(Annotated element entries)
┌──

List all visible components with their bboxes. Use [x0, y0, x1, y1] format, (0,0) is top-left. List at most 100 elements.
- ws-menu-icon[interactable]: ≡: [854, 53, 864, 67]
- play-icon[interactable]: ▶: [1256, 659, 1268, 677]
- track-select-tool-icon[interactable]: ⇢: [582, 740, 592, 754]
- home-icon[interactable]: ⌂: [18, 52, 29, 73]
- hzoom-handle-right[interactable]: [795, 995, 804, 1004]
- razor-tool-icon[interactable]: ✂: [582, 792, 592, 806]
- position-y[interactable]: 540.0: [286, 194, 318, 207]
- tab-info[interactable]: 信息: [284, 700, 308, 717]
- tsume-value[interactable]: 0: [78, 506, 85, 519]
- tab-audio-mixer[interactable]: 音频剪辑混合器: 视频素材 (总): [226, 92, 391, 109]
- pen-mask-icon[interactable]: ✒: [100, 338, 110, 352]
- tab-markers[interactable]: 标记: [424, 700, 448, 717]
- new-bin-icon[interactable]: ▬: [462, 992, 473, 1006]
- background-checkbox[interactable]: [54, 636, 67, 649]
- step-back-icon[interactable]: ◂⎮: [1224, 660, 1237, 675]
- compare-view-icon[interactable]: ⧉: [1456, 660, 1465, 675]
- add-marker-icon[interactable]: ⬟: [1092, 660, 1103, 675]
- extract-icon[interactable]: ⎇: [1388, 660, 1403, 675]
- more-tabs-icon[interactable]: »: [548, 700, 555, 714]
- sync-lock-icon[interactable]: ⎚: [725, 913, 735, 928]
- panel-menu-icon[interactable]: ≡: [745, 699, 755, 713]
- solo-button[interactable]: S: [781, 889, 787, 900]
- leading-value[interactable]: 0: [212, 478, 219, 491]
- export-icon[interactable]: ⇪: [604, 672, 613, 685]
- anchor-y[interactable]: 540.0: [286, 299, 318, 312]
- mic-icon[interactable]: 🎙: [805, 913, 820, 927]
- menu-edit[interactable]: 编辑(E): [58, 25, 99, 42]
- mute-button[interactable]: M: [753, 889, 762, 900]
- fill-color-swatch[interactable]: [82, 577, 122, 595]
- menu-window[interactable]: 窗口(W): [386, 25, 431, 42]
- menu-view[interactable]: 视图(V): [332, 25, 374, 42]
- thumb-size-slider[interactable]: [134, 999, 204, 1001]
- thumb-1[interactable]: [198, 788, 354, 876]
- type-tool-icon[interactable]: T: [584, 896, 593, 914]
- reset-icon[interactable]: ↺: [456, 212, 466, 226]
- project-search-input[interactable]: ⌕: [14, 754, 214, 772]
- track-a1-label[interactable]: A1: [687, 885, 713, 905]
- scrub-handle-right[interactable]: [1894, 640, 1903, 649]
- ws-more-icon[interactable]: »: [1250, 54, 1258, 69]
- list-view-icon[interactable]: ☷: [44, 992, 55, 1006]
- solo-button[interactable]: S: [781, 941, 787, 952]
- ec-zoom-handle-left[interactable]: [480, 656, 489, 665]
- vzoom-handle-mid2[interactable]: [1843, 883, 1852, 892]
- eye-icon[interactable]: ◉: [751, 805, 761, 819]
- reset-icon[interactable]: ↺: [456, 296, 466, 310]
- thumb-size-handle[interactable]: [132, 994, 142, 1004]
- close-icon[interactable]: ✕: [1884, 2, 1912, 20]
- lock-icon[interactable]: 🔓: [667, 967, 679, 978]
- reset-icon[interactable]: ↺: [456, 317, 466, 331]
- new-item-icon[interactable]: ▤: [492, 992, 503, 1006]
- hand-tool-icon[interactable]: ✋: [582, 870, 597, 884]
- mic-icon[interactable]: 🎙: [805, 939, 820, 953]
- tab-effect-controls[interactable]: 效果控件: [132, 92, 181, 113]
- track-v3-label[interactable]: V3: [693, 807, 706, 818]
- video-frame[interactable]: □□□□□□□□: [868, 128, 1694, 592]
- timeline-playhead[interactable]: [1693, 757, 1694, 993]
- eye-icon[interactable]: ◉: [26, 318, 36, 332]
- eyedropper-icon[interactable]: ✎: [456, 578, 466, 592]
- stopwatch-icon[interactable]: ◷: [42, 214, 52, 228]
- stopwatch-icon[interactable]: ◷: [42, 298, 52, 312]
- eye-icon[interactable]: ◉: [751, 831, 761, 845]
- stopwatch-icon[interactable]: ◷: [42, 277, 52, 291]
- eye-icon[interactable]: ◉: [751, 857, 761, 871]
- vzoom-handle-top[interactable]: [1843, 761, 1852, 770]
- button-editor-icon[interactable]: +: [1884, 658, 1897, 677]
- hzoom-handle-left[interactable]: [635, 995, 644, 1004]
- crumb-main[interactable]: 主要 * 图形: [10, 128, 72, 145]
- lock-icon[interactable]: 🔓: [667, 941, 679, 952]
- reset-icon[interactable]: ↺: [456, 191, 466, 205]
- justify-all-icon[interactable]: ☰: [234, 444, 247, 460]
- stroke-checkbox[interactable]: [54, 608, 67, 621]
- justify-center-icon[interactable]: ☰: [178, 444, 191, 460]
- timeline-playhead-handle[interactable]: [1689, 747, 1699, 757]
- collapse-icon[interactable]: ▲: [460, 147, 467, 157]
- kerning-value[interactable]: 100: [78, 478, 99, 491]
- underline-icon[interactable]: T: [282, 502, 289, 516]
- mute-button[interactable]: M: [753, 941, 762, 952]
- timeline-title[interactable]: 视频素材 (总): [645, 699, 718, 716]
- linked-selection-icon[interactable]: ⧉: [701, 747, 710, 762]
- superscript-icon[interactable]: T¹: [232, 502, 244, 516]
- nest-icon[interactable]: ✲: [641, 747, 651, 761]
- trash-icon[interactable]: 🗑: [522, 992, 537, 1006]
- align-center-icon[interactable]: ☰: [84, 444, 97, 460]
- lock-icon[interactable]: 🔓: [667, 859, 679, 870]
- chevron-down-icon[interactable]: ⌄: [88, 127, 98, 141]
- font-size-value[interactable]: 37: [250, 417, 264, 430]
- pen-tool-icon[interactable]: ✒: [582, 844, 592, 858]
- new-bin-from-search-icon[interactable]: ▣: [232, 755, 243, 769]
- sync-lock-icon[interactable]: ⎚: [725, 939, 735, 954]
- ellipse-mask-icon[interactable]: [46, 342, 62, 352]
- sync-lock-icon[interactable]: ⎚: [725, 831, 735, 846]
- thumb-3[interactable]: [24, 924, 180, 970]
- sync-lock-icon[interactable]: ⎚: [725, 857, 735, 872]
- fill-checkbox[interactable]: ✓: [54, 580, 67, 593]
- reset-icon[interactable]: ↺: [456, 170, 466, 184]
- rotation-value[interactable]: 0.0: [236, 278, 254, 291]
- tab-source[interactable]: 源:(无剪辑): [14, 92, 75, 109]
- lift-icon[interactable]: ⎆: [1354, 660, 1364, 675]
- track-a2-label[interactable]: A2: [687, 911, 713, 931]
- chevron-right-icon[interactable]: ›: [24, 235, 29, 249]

└──

## [Your goal]
Convert the entries, from their first line through the line containing "- scrub-handle-right[interactable]: [1894, 640, 1903, 649]", into a numbered list, omitting any blank lines.

## [Complete output]
1. List all visible components with their bboxes. Use [x0, y0, x1, y1] format, (0,0) is top-left. List at most 100 elements.
2. - ws-menu-icon[interactable]: ≡: [854, 53, 864, 67]
3. - play-icon[interactable]: ▶: [1256, 659, 1268, 677]
4. - track-select-tool-icon[interactable]: ⇢: [582, 740, 592, 754]
5. - home-icon[interactable]: ⌂: [18, 52, 29, 73]
6. - hzoom-handle-right[interactable]: [795, 995, 804, 1004]
7. - razor-tool-icon[interactable]: ✂: [582, 792, 592, 806]
8. - position-y[interactable]: 540.0: [286, 194, 318, 207]
9. - tab-info[interactable]: 信息: [284, 700, 308, 717]
10. - tsume-value[interactable]: 0: [78, 506, 85, 519]
11. - tab-audio-mixer[interactable]: 音频剪辑混合器: 视频素材 (总): [226, 92, 391, 109]
12. - pen-mask-icon[interactable]: ✒: [100, 338, 110, 352]
13. - tab-markers[interactable]: 标记: [424, 700, 448, 717]
14. - new-bin-icon[interactable]: ▬: [462, 992, 473, 1006]
15. - background-checkbox[interactable]: [54, 636, 67, 649]
16. - step-back-icon[interactable]: ◂⎮: [1224, 660, 1237, 675]
17. - compare-view-icon[interactable]: ⧉: [1456, 660, 1465, 675]
18. - add-marker-icon[interactable]: ⬟: [1092, 660, 1103, 675]
19. - extract-icon[interactable]: ⎇: [1388, 660, 1403, 675]
20. - more-tabs-icon[interactable]: »: [548, 700, 555, 714]
21. - sync-lock-icon[interactable]: ⎚: [725, 913, 735, 928]
22. - panel-menu-icon[interactable]: ≡: [745, 699, 755, 713]
23. - solo-button[interactable]: S: [781, 889, 787, 900]
24. - leading-value[interactable]: 0: [212, 478, 219, 491]
25. - export-icon[interactable]: ⇪: [604, 672, 613, 685]
26. - anchor-y[interactable]: 540.0: [286, 299, 318, 312]
27. - mic-icon[interactable]: 🎙: [805, 913, 820, 927]
28. - menu-edit[interactable]: 编辑(E): [58, 25, 99, 42]
29. - mute-button[interactable]: M: [753, 889, 762, 900]
30. - fill-color-swatch[interactable]: [82, 577, 122, 595]
31. - menu-window[interactable]: 窗口(W): [386, 25, 431, 42]
32. - menu-view[interactable]: 视图(V): [332, 25, 374, 42]
33. - thumb-size-slider[interactable]: [134, 999, 204, 1001]
34. - thumb-1[interactable]: [198, 788, 354, 876]
35. - type-tool-icon[interactable]: T: [584, 896, 593, 914]
36. - reset-icon[interactable]: ↺: [456, 212, 466, 226]
37. - project-search-input[interactable]: ⌕: [14, 754, 214, 772]
38. - track-a1-label[interactable]: A1: [687, 885, 713, 905]
39. - scrub-handle-right[interactable]: [1894, 640, 1903, 649]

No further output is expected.